| WHAT YOU HAVE TO DO |
Reproduce the items from the line containing "Localize each UI" through the line containing "- bar: [527, 617, 1112, 632]", inclusive, changing every "value-label" to "data-label" and leaving everything else as it is, and omit the pictures from your answer.

##############################

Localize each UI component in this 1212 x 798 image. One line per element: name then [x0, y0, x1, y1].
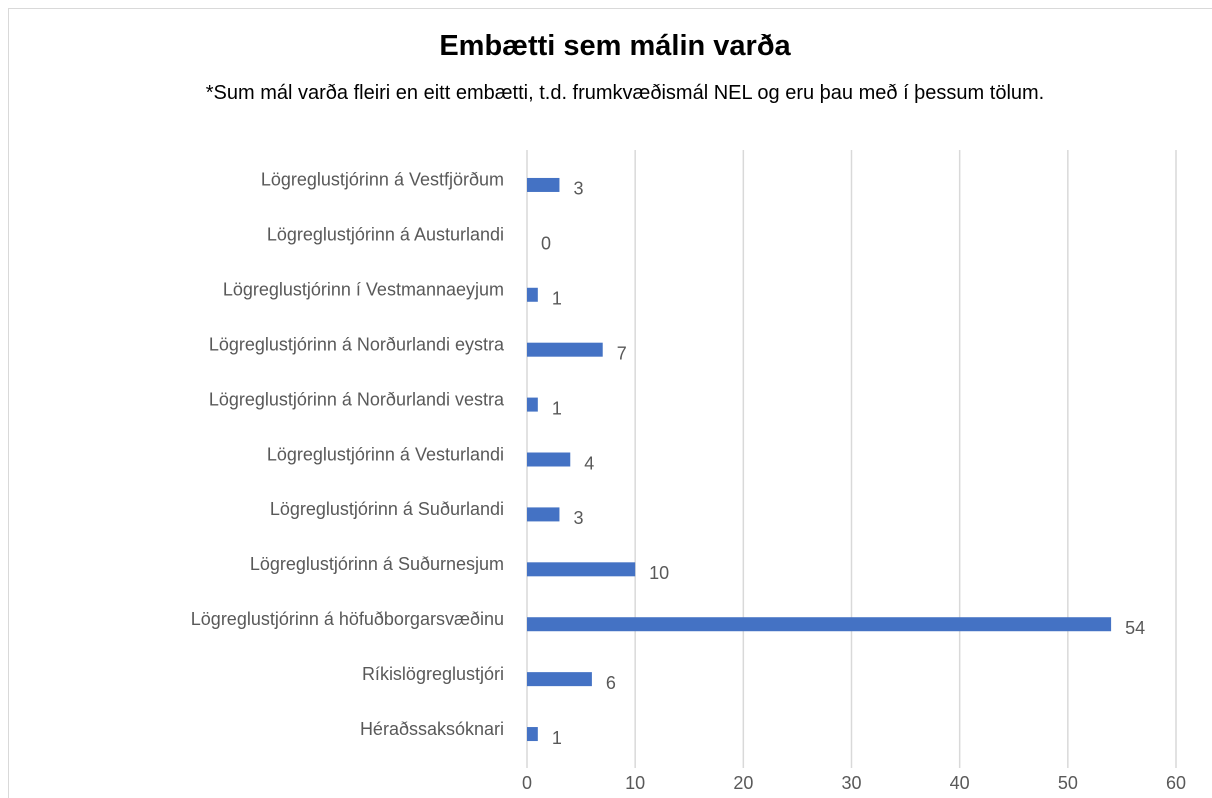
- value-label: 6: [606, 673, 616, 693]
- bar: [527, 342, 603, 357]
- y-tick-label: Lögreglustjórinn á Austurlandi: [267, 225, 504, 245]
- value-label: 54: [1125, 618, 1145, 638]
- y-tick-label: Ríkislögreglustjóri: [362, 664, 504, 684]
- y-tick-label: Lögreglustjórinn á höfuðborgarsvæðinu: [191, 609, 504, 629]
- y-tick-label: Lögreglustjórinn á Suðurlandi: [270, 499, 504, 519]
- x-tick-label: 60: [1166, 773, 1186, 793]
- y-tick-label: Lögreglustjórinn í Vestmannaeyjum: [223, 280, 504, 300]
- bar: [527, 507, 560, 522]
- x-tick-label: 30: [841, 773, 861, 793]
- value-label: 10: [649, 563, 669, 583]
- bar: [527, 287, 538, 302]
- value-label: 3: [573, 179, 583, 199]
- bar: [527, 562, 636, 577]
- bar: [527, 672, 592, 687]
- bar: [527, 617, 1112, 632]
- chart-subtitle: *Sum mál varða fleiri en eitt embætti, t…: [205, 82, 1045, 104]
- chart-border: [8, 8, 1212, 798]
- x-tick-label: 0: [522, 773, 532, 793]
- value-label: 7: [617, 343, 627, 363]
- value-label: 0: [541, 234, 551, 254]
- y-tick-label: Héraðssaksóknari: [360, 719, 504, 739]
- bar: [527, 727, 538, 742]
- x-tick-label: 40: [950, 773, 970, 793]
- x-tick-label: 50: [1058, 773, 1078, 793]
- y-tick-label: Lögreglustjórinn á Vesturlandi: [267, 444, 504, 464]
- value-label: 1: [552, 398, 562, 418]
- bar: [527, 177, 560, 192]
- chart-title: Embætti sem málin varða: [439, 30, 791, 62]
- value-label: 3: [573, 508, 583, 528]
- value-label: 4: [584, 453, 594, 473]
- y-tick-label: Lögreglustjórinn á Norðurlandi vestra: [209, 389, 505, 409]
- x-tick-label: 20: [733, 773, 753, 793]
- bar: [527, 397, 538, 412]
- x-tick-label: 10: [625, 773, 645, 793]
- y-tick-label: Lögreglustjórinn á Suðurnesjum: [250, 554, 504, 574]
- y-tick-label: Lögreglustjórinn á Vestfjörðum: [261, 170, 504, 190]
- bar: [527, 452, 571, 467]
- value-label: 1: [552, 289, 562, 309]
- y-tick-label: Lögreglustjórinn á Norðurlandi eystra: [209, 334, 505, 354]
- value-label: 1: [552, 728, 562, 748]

##############################

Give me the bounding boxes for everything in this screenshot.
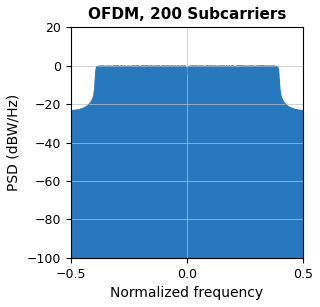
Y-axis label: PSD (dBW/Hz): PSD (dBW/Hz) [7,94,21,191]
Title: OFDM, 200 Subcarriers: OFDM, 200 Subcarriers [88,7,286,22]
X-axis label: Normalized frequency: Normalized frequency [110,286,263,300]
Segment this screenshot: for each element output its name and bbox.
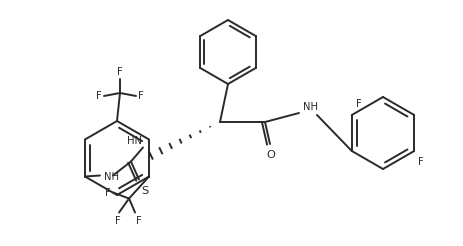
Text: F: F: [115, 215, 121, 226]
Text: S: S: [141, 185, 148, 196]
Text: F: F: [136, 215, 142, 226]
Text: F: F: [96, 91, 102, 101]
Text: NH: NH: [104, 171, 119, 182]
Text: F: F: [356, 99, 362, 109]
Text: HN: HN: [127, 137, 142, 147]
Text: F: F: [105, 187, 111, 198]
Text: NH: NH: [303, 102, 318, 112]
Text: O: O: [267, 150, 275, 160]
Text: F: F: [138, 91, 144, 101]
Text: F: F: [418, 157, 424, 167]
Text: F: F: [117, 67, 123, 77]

##############################

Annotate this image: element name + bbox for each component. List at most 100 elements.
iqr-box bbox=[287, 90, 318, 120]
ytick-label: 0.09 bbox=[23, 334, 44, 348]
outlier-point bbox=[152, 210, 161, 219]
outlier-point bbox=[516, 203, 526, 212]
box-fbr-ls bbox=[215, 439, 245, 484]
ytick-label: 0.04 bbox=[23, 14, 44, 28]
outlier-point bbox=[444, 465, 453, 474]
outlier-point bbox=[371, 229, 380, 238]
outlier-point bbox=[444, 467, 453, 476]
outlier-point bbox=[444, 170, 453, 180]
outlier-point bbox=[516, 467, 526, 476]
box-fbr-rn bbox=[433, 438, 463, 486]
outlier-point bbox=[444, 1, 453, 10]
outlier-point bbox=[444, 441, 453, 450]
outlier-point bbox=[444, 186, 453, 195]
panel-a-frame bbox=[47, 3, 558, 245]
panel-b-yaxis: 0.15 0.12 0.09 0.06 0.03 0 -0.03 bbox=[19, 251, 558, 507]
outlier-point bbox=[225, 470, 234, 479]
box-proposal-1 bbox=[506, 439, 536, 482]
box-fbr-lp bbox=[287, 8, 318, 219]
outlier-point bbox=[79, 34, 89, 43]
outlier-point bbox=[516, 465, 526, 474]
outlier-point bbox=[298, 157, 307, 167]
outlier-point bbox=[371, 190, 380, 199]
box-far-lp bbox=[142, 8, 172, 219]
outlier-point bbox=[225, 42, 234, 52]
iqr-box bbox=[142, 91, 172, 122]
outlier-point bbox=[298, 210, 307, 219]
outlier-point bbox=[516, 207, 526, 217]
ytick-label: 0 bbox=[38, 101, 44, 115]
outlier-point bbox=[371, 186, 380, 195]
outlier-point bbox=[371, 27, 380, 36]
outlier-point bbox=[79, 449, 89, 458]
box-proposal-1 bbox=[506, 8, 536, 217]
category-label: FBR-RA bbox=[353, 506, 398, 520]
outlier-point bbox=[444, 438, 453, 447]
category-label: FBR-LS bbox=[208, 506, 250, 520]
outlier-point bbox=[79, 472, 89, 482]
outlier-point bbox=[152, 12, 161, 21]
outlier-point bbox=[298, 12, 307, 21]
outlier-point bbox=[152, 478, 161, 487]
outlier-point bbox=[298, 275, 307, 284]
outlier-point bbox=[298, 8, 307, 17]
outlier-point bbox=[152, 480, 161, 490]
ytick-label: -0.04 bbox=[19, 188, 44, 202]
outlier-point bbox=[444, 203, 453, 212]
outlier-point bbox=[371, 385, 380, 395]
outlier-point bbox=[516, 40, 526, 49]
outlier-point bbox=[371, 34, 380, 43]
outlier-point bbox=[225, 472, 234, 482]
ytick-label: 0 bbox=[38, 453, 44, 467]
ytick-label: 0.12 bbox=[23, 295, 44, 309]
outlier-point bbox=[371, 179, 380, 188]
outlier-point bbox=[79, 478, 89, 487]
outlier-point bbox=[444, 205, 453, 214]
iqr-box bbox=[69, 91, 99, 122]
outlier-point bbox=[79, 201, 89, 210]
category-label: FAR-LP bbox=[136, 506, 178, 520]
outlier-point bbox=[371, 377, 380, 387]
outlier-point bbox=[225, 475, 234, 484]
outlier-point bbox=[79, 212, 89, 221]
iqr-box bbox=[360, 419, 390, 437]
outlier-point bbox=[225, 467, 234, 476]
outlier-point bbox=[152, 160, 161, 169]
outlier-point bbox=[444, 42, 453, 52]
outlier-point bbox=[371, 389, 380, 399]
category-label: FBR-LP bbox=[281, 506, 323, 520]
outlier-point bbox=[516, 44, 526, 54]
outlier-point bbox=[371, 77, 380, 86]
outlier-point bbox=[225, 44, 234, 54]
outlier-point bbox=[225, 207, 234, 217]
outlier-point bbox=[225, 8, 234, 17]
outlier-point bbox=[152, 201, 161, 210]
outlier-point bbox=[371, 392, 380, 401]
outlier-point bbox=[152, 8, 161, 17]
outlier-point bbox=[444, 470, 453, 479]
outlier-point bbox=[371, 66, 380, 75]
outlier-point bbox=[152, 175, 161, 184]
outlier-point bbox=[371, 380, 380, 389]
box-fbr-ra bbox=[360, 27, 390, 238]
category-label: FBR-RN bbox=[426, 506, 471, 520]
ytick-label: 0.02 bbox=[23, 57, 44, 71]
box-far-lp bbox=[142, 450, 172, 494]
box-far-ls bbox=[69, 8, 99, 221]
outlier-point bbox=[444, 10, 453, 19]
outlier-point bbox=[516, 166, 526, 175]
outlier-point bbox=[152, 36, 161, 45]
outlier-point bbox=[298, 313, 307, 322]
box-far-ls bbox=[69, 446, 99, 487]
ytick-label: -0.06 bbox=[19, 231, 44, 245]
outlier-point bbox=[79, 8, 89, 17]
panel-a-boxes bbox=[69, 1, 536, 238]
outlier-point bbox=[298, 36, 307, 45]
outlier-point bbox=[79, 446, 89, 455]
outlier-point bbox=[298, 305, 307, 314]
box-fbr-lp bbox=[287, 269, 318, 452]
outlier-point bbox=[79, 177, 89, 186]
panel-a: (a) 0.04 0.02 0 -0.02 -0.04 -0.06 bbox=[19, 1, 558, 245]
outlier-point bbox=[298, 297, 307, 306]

##############################

| TASK RESPONSE |
Localize each UI component in this 1212 x 798 image. One line per element: name then [x0, y0, x1, y1].
- data-label: 6: [606, 673, 616, 693]
- bar: [527, 342, 603, 357]
- y-tick-label: Lögreglustjórinn á Austurlandi: [267, 225, 504, 245]
- data-label: 54: [1125, 618, 1145, 638]
- y-tick-label: Ríkislögreglustjóri: [362, 664, 504, 684]
- y-tick-label: Lögreglustjórinn á höfuðborgarsvæðinu: [191, 609, 504, 629]
- y-tick-label: Lögreglustjórinn á Suðurlandi: [270, 499, 504, 519]
- x-tick-label: 60: [1166, 773, 1186, 793]
- y-tick-label: Lögreglustjórinn í Vestmannaeyjum: [223, 280, 504, 300]
- bar: [527, 507, 560, 522]
- x-tick-label: 30: [841, 773, 861, 793]
- data-label: 10: [649, 563, 669, 583]
- bar: [527, 287, 538, 302]
- data-label: 3: [573, 179, 583, 199]
- bar: [527, 562, 636, 577]
- bar: [527, 672, 592, 687]
- bar: [527, 617, 1112, 632]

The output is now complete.